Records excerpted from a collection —
--------------------------------

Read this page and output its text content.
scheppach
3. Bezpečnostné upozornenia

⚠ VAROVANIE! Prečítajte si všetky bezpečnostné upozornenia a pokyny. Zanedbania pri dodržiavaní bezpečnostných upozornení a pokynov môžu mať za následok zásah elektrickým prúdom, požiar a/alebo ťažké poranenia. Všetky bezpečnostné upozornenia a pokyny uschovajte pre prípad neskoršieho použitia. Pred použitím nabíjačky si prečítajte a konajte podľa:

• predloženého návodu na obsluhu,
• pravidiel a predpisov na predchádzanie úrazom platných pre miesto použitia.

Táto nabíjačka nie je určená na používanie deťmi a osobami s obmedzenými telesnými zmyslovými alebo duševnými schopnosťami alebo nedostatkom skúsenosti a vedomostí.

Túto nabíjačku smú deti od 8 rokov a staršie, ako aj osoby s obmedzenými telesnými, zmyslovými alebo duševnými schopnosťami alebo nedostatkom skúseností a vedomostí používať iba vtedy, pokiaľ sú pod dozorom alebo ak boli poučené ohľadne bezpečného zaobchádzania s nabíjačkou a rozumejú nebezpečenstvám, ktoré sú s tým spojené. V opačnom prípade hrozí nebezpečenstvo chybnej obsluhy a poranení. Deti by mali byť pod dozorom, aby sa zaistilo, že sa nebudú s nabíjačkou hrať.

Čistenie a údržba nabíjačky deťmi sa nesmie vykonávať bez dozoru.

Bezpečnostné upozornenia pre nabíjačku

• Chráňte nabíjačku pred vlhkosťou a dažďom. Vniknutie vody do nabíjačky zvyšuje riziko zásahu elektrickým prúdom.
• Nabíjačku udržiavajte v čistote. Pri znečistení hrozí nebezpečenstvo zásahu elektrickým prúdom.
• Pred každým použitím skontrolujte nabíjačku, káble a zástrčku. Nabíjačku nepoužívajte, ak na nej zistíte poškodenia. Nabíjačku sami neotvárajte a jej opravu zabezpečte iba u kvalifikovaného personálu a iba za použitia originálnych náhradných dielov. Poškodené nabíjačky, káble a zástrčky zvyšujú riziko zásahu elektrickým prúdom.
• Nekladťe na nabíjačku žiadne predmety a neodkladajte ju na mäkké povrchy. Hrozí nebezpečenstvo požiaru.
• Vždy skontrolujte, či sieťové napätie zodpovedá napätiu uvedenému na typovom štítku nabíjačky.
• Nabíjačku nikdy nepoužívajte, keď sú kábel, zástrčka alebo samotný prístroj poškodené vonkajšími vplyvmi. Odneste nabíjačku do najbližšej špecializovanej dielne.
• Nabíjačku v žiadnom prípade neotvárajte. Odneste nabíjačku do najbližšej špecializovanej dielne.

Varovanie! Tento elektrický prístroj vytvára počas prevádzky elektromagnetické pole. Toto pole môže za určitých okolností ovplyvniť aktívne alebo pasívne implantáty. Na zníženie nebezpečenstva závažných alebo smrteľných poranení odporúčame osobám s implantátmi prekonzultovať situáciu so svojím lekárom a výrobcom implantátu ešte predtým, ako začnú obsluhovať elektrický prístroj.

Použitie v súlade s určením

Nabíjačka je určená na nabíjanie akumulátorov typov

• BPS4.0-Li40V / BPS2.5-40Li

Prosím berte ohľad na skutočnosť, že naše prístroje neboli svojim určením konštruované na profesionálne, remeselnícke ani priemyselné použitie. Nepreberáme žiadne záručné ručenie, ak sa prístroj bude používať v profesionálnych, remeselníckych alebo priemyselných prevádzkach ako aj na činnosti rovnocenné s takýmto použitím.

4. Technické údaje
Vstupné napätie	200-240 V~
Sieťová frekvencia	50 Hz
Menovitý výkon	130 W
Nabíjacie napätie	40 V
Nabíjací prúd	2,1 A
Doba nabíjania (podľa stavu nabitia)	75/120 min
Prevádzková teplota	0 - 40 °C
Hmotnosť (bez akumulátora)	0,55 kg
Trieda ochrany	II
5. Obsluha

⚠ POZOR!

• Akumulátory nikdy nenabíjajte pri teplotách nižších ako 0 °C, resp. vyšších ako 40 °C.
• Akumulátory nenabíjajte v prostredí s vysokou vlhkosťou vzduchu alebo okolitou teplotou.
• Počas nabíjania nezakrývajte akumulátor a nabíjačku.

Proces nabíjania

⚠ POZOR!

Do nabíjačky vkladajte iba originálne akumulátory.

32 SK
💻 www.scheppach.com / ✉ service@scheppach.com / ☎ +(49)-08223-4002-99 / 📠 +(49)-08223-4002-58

--------------------------------

Extract the data exactly as given.

Read this page and output its text content.
scheppach
3. Bezpečnostné upozornenia

⚠ VAROVANIE! Prečítajte si všetky bezpečnostné upozornenia a pokyny. Zanedbania pri dodržiavaní bezpečnostných upozornení a pokynov môžu mať za následok zásah elektrickým prúdom, požiar a/alebo ťažké poranenia. Všetky bezpečnostné upozornenia a pokyny uschovajte pre prípad neskoršieho použitia. Pred použitím nabíjačky si prečítajte a konajte podľa:

• predloženého návodu na obsluhu,
• pravidiel a predpisov na predchádzanie úrazom platných pre miesto použitia.

Táto nabíjačka nie je určená na používanie deťmi a osobami s obmedzenými telesnými zmyslovými alebo duševnými schopnosťami alebo nedostatkom skúsenosti a vedomostí.

Túto nabíjačku smú deti od 8 rokov a staršie, ako aj osoby s obmedzenými telesnými, zmyslovými alebo duševnými schopnosťami alebo nedostatkom skúseností a vedomostí používať iba vtedy, pokiaľ sú pod dozorom alebo ak boli poučené ohľadne bezpečného zaobchádzania s nabíjačkou a rozumejú nebezpečenstvám, ktoré sú s tým spojené. V opačnom prípade hrozí nebezpečenstvo chybnej obsluhy a poranení. Deti by mali byť pod dozorom, aby sa zaistilo, že sa nebudú s nabíjačkou hrať.

Čistenie a údržba nabíjačky deťmi sa nesmie vykonávať bez dozoru.

Bezpečnostné upozornenia pre nabíjačku

• Chráňte nabíjačku pred vlhkosťou a dažďom. Vniknutie vody do nabíjačky zvyšuje riziko zásahu elektrickým prúdom.
• Nabíjačku udržiavajte v čistote. Pri znečistení hrozí nebezpečenstvo zásahu elektrickým prúdom.
• Pred každým použitím skontrolujte nabíjačku, káble a zástrčku. Nabíjačku nepoužívajte, ak na nej zistíte poškodenia. Nabíjačku sami neotvárajte a jej opravu zabezpečte iba u kvalifikovaného personálu a iba za použitia originálnych náhradných dielov. Poškodené nabíjačky, káble a zástrčky zvyšujú riziko zásahu elektrickým prúdom.
• Nekladťe na nabíjačku žiadne predmety a neodkladajte ju na mäkké povrchy. Hrozí nebezpečenstvo požiaru.
• Vždy skontrolujte, či sieťové napätie zodpovedá napätiu uvedenému na typovom štítku nabíjačky.
• Nabíjačku nikdy nepoužívajte, keď sú kábel, zástrčka alebo samotný prístroj poškodené vonkajšími vplyvmi. Odneste nabíjačku do najbližšej špecializovanej dielne.
• Nabíjačku v žiadnom prípade neotvárajte. Odneste nabíjačku do najbližšej špecializovanej dielne.

Varovanie! Tento elektrický prístroj vytvára počas prevádzky elektromagnetické pole. Toto pole môže za určitých okolností ovplyvniť aktívne alebo pasívne implantáty. Na zníženie nebezpečenstva závažných alebo smrteľných poranení odporúčame osobám s implantátmi prekonzultovať situáciu so svojím lekárom a výrobcom implantátu ešte predtým, ako začnú obsluhovať elektrický prístroj.

Použitie v súlade s určením

Nabíjačka je určená na nabíjanie akumulátorov typov

• BPS4.0-Li40V / BPS2.5-40Li

Prosím berte ohľad na skutočnosť, že naše prístroje neboli svojim určením konštruované na profesionálne, remeselnícke ani priemyselné použitie. Nepreberáme žiadne záručné ručenie, ak sa prístroj bude používať v profesionálnych, remeselníckych alebo priemyselných prevádzkach ako aj na činnosti rovnocenné s takýmto použitím.

4. Technické údaje
Vstupné napätie	200-240 V~
Sieťová frekvencia	50 Hz
Menovitý výkon	130 W
Nabíjacie napätie	40 V
Nabíjací prúd	2,1 A
Doba nabíjania (podľa stavu nabitia)	75/120 min
Prevádzková teplota	0 - 40 °C
Hmotnosť (bez akumulátora)	0,55 kg
Trieda ochrany	II
5. Obsluha

⚠ POZOR!

• Akumulátory nikdy nenabíjajte pri teplotách nižších ako 0 °C, resp. vyšších ako 40 °C.
• Akumulátory nenabíjajte v prostredí s vysokou vlhkosťou vzduchu alebo okolitou teplotou.
• Počas nabíjania nezakrývajte akumulátor a nabíjačku.

Proces nabíjania

⚠ POZOR!

Do nabíjačky vkladajte iba originálne akumulátory.

32 SK
💻 www.scheppach.com / ✉ service@scheppach.com / ☎ +(49)-08223-4002-99 / 📠 +(49)-08223-4002-58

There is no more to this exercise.